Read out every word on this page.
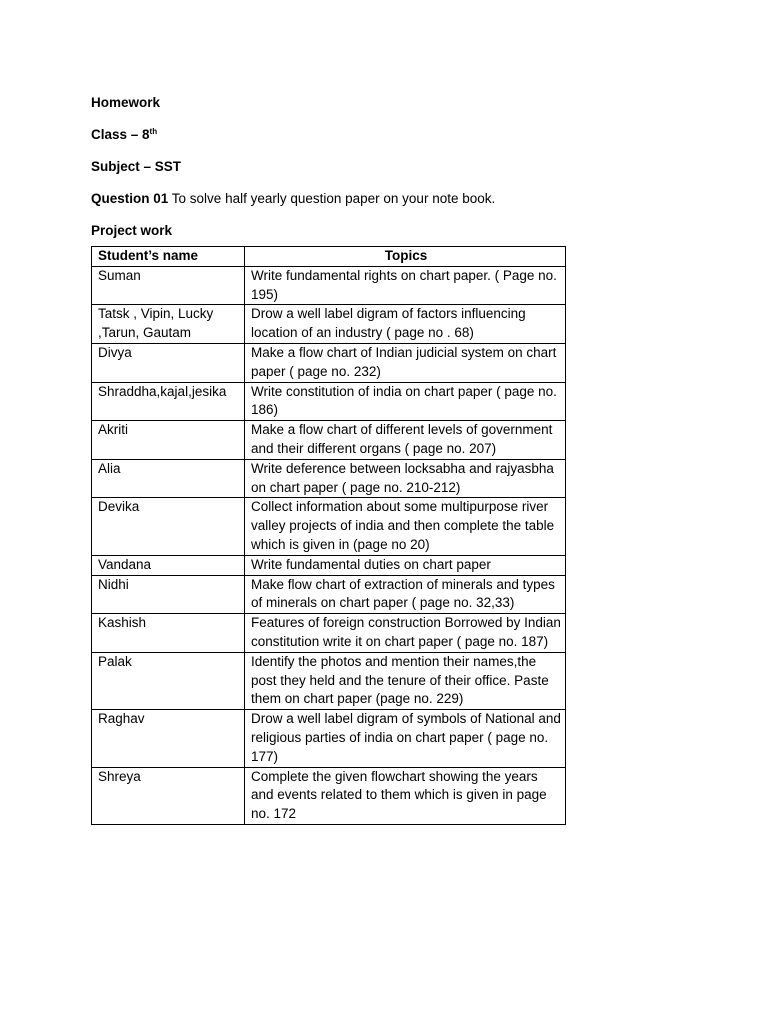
Homework
Class – 8th
Subject – SST
Question 01 To solve half yearly question paper on your note book.
Project work
Student’s name	Topics
Suman	Write fundamental rights on chart paper. ( Page no. 195)
Tatsk , Vipin, Lucky ,Tarun, Gautam	Drow a well label digram of factors influencing location of an industry ( page no . 68)
Divya	Make a flow chart of Indian judicial system on chart paper ( page no. 232)
Shraddha,kajal,jesika	Write constitution of india on chart paper ( page no. 186)
Akriti	Make a flow chart of different levels of government and their different organs ( page no. 207)
Alia	Write deference between locksabha and rajyasbha on chart paper ( page no. 210-212)
Devika	Collect information about some multipurpose river valley projects of india and then complete the table which is given in (page no 20)
Vandana	Write fundamental duties on chart paper
Nidhi	Make flow chart of extraction of minerals and types of minerals on chart paper ( page no. 32,33)
Kashish	Features of foreign construction Borrowed by Indian constitution write it on chart paper ( page no. 187)
Palak	Identify the photos and mention their names,the post they held and the tenure of their office. Paste them on chart paper (page no. 229)
Raghav	Drow a well label digram of symbols of National and religious parties of india on chart paper ( page no. 177)
Shreya	Complete the given flowchart showing the years and events related to them which is given in page no. 172
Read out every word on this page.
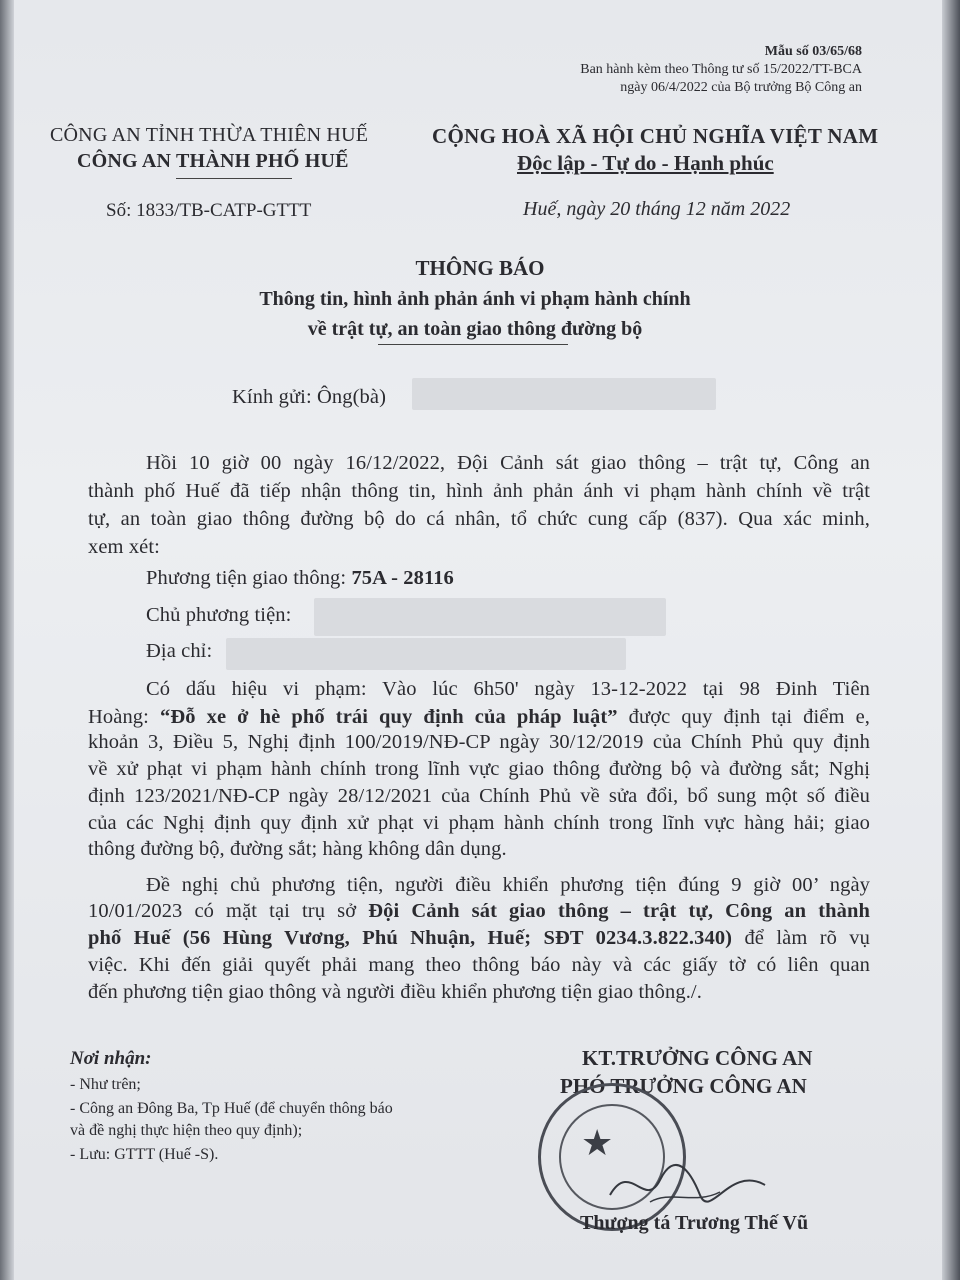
Mẫu số 03/65/68
Ban hành kèm theo Thông tư số 15/2022/TT-BCA
ngày 06/4/2022 của Bộ trưởng Bộ Công an
CÔNG AN TỈNH THỪA THIÊN HUẾ
CÔNG AN THÀNH PHỐ HUẾ
Số: 1833/TB-CATP-GTTT
CỘNG HOÀ XÃ HỘI CHỦ NGHĨA VIỆT NAM
Độc lập - Tự do - Hạnh phúc
Huế, ngày 20 tháng 12 năm 2022
THÔNG BÁO
Thông tin, hình ảnh phản ánh vi phạm hành chính
về trật tự, an toàn giao thông đường bộ
Kính gửi: Ông(bà)
Hồi 10 giờ 00 ngày 16/12/2022, Đội Cảnh sát giao thông – trật tự, Công an
thành phố Huế đã tiếp nhận thông tin, hình ảnh phản ánh vi phạm hành chính về trật
tự, an toàn giao thông đường bộ do cá nhân, tổ chức cung cấp (837). Qua xác minh,
xem xét:
Phương tiện giao thông: 75A - 28116
Chủ phương tiện:
Địa chỉ:
Có dấu hiệu vi phạm: Vào lúc 6h50' ngày 13-12-2022 tại 98 Đinh Tiên
Hoàng: “Đỗ xe ở hè phố trái quy định của pháp luật” được quy định tại điểm e,
khoản 3, Điều 5, Nghị định 100/2019/NĐ-CP ngày 30/12/2019 của Chính Phủ quy định
về xử phạt vi phạm hành chính trong lĩnh vực giao thông đường bộ và đường sắt; Nghị
định 123/2021/NĐ-CP ngày 28/12/2021 của Chính Phủ về sửa đổi, bổ sung một số điều
của các Nghị định quy định xử phạt vi phạm hành chính trong lĩnh vực hàng hải; giao
thông đường bộ, đường sắt; hàng không dân dụng.
Đề nghị chủ phương tiện, người điều khiển phương tiện đúng 9 giờ 00’ ngày
10/01/2023 có mặt tại trụ sở Đội Cảnh sát giao thông – trật tự, Công an thành
phố Huế (56 Hùng Vương, Phú Nhuận, Huế; SĐT 0234.3.822.340) để làm rõ vụ
việc. Khi đến giải quyết phải mang theo thông báo này và các giấy tờ có liên quan
đến phương tiện giao thông và người điều khiển phương tiện giao thông./.
Nơi nhận:
- Như trên;
- Công an Đông Ba, Tp Huế (để chuyển thông báo
và đề nghị thực hiện theo quy định);
- Lưu: GTTT (Huế -S).
KT.TRƯỞNG CÔNG AN
PHÓ TRƯỞNG CÔNG AN
★
Thượng tá Trương Thế Vũ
------------
▶ TASK STATEMENT
Quote the records in their entirety, keeping the wording exact and excluding pictures.

▶ THE ANSWER
Read out every word on this page.
Homework
Class – 8th
Subject – SST
Question 01 To solve half yearly question paper on your note book.
Project work
Student’s name	Topics
Suman	Write fundamental rights on chart paper. ( Page no. 195)
Tatsk , Vipin, Lucky ,Tarun, Gautam	Drow a well label digram of factors influencing location of an industry ( page no . 68)
Divya	Make a flow chart of Indian judicial system on chart paper ( page no. 232)
Shraddha,kajal,jesika	Write constitution of india on chart paper ( page no. 186)
Akriti	Make a flow chart of different levels of government and their different organs ( page no. 207)
Alia	Write deference between locksabha and rajyasbha on chart paper ( page no. 210-212)
Devika	Collect information about some multipurpose river valley projects of india and then complete the table which is given in (page no 20)
Vandana	Write fundamental duties on chart paper
Nidhi	Make flow chart of extraction of minerals and types of minerals on chart paper ( page no. 32,33)
Kashish	Features of foreign construction Borrowed by Indian constitution write it on chart paper ( page no. 187)
Palak	Identify the photos and mention their names,the post they held and the tenure of their office. Paste them on chart paper (page no. 229)
Raghav	Drow a well label digram of symbols of National and religious parties of india on chart paper ( page no. 177)
Shreya	Complete the given flowchart showing the years and events related to them which is given in page no. 172
Read out every word on this page.
Mẫu số 03/65/68
Ban hành kèm theo Thông tư số 15/2022/TT-BCA
ngày 06/4/2022 của Bộ trưởng Bộ Công an
CÔNG AN TỈNH THỪA THIÊN HUẾ
CÔNG AN THÀNH PHỐ HUẾ
Số: 1833/TB-CATP-GTTT
CỘNG HOÀ XÃ HỘI CHỦ NGHĨA VIỆT NAM
Độc lập - Tự do - Hạnh phúc
Huế, ngày 20 tháng 12 năm 2022
THÔNG BÁO
Thông tin, hình ảnh phản ánh vi phạm hành chính
về trật tự, an toàn giao thông đường bộ
Kính gửi: Ông(bà)
Hồi 10 giờ 00 ngày 16/12/2022, Đội Cảnh sát giao thông – trật tự, Công an
thành phố Huế đã tiếp nhận thông tin, hình ảnh phản ánh vi phạm hành chính về trật
tự, an toàn giao thông đường bộ do cá nhân, tổ chức cung cấp (837). Qua xác minh,
xem xét:
Phương tiện giao thông: 75A - 28116
Chủ phương tiện:
Địa chỉ:
Có dấu hiệu vi phạm: Vào lúc 6h50' ngày 13-12-2022 tại 98 Đinh Tiên
Hoàng: “Đỗ xe ở hè phố trái quy định của pháp luật” được quy định tại điểm e,
khoản 3, Điều 5, Nghị định 100/2019/NĐ-CP ngày 30/12/2019 của Chính Phủ quy định
về xử phạt vi phạm hành chính trong lĩnh vực giao thông đường bộ và đường sắt; Nghị
định 123/2021/NĐ-CP ngày 28/12/2021 của Chính Phủ về sửa đổi, bổ sung một số điều
của các Nghị định quy định xử phạt vi phạm hành chính trong lĩnh vực hàng hải; giao
thông đường bộ, đường sắt; hàng không dân dụng.
Đề nghị chủ phương tiện, người điều khiển phương tiện đúng 9 giờ 00’ ngày
10/01/2023 có mặt tại trụ sở Đội Cảnh sát giao thông – trật tự, Công an thành
phố Huế (56 Hùng Vương, Phú Nhuận, Huế; SĐT 0234.3.822.340) để làm rõ vụ
việc. Khi đến giải quyết phải mang theo thông báo này và các giấy tờ có liên quan
đến phương tiện giao thông và người điều khiển phương tiện giao thông./.
Nơi nhận:
- Như trên;
- Công an Đông Ba, Tp Huế (để chuyển thông báo
và đề nghị thực hiện theo quy định);
- Lưu: GTTT (Huế -S).
KT.TRƯỞNG CÔNG AN
PHÓ TRƯỞNG CÔNG AN
★
Thượng tá Trương Thế Vũ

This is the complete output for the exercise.